Data records:
.....

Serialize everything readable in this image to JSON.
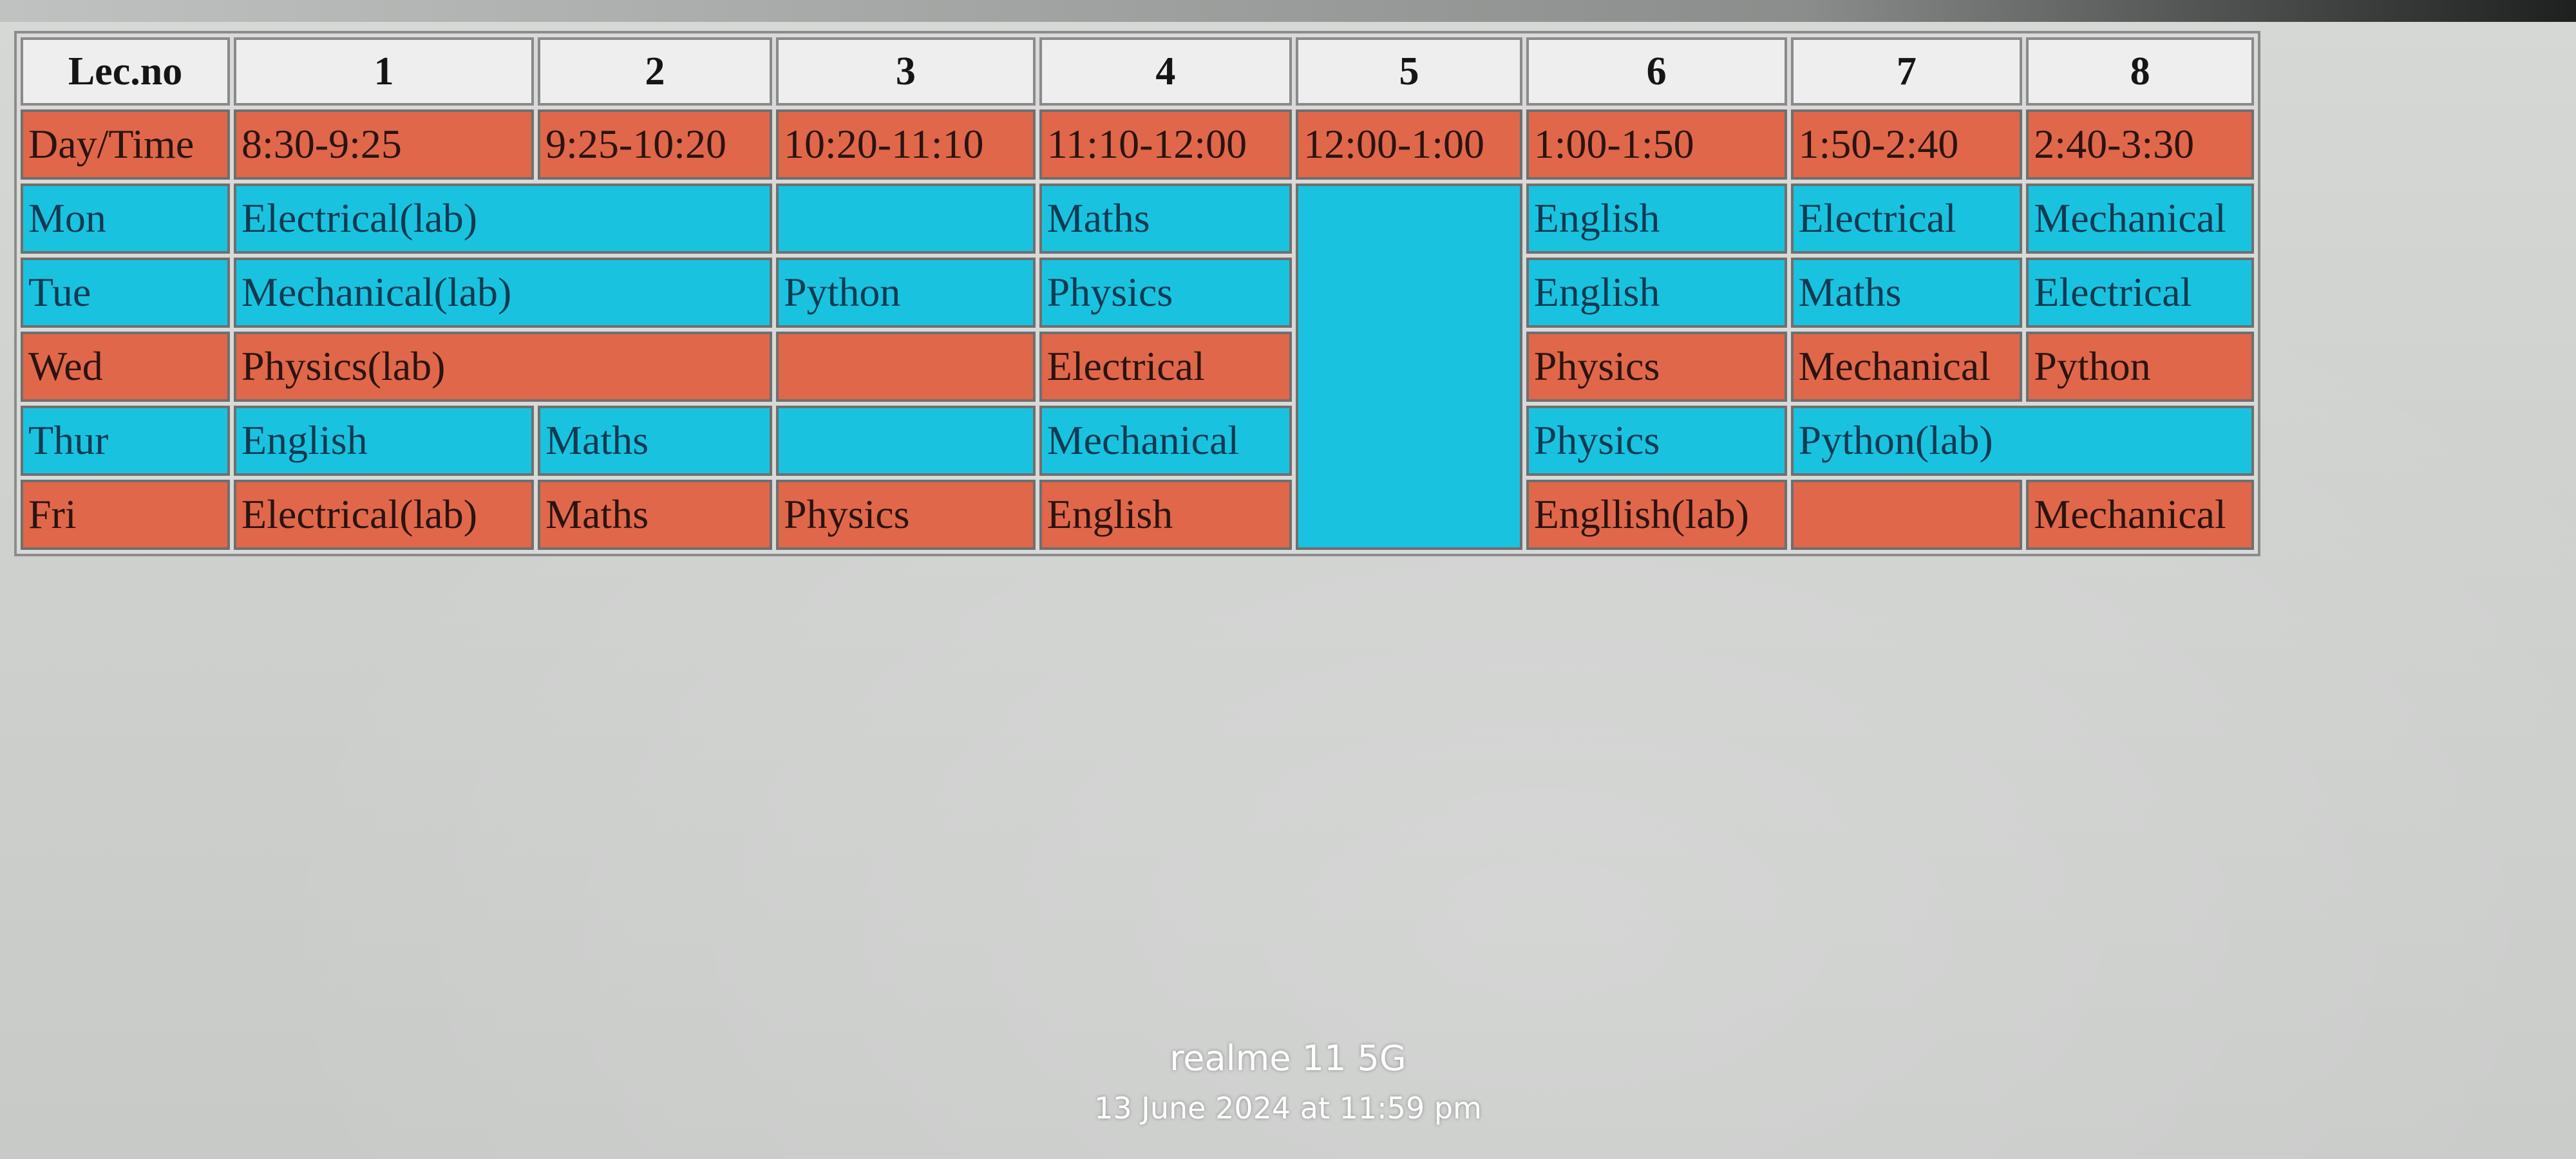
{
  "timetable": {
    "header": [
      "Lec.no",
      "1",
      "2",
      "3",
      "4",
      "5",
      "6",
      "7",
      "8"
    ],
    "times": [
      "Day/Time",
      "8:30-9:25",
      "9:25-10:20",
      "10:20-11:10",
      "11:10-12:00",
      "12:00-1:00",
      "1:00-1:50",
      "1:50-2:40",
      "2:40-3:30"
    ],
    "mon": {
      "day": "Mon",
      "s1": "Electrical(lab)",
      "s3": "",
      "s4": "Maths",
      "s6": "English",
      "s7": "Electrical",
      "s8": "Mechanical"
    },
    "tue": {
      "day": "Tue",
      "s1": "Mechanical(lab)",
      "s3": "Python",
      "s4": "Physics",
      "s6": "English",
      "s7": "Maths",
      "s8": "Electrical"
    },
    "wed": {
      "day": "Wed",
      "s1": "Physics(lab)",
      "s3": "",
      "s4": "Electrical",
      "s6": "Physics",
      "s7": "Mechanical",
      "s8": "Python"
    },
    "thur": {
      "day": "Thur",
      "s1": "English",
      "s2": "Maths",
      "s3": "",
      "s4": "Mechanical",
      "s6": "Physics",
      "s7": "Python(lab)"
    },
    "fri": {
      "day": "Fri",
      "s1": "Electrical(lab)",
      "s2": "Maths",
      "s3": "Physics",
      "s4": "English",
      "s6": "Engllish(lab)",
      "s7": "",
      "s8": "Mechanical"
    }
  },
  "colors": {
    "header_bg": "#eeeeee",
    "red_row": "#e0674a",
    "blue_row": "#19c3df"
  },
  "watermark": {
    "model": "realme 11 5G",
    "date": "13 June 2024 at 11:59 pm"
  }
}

.....

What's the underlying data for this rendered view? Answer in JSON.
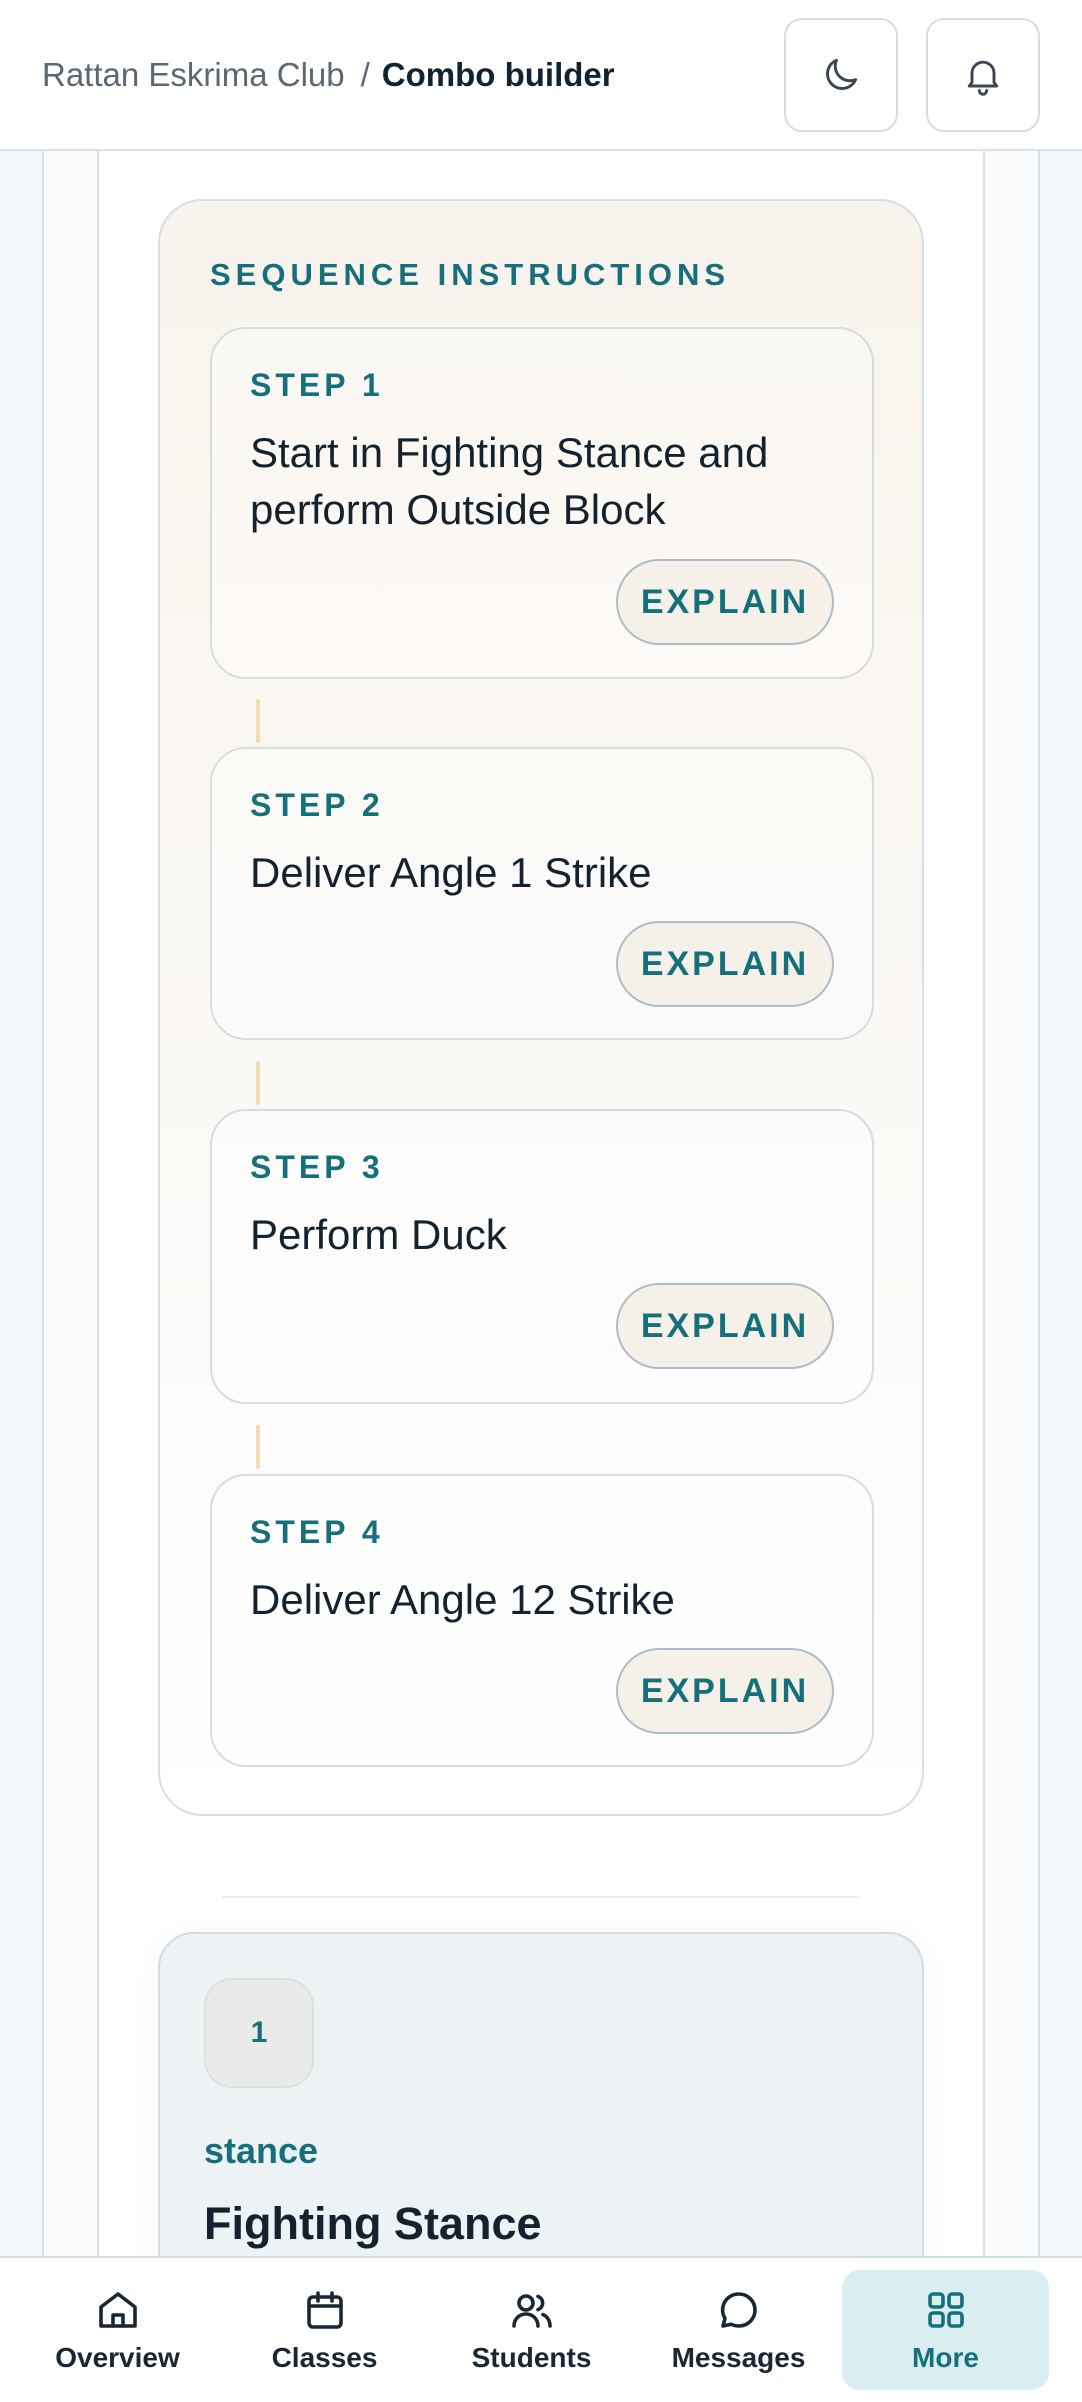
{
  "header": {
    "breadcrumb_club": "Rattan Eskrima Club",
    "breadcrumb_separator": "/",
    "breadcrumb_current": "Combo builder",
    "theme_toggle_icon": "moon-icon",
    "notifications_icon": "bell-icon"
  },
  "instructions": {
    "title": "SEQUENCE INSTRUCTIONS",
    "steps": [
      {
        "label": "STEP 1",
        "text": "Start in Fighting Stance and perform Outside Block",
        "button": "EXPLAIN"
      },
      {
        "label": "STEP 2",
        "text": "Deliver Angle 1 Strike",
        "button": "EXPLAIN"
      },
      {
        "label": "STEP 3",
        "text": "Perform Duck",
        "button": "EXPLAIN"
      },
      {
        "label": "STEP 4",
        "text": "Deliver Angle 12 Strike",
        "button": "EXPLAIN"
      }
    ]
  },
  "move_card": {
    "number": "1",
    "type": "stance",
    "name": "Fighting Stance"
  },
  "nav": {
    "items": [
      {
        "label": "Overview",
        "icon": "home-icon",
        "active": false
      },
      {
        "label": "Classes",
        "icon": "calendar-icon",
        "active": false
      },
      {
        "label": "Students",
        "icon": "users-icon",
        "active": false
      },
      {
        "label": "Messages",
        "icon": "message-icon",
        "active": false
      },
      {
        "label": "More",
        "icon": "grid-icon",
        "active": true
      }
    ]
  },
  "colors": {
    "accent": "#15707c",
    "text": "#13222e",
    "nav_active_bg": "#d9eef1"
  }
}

.....

List the lines of the entries that include "Electrical".

      "s1": "Electrical(lab)",
      "s7": "Electrical",
      "s8": "Electrical"
      "s4": "Electrical",
      "s1": "Electrical(lab)",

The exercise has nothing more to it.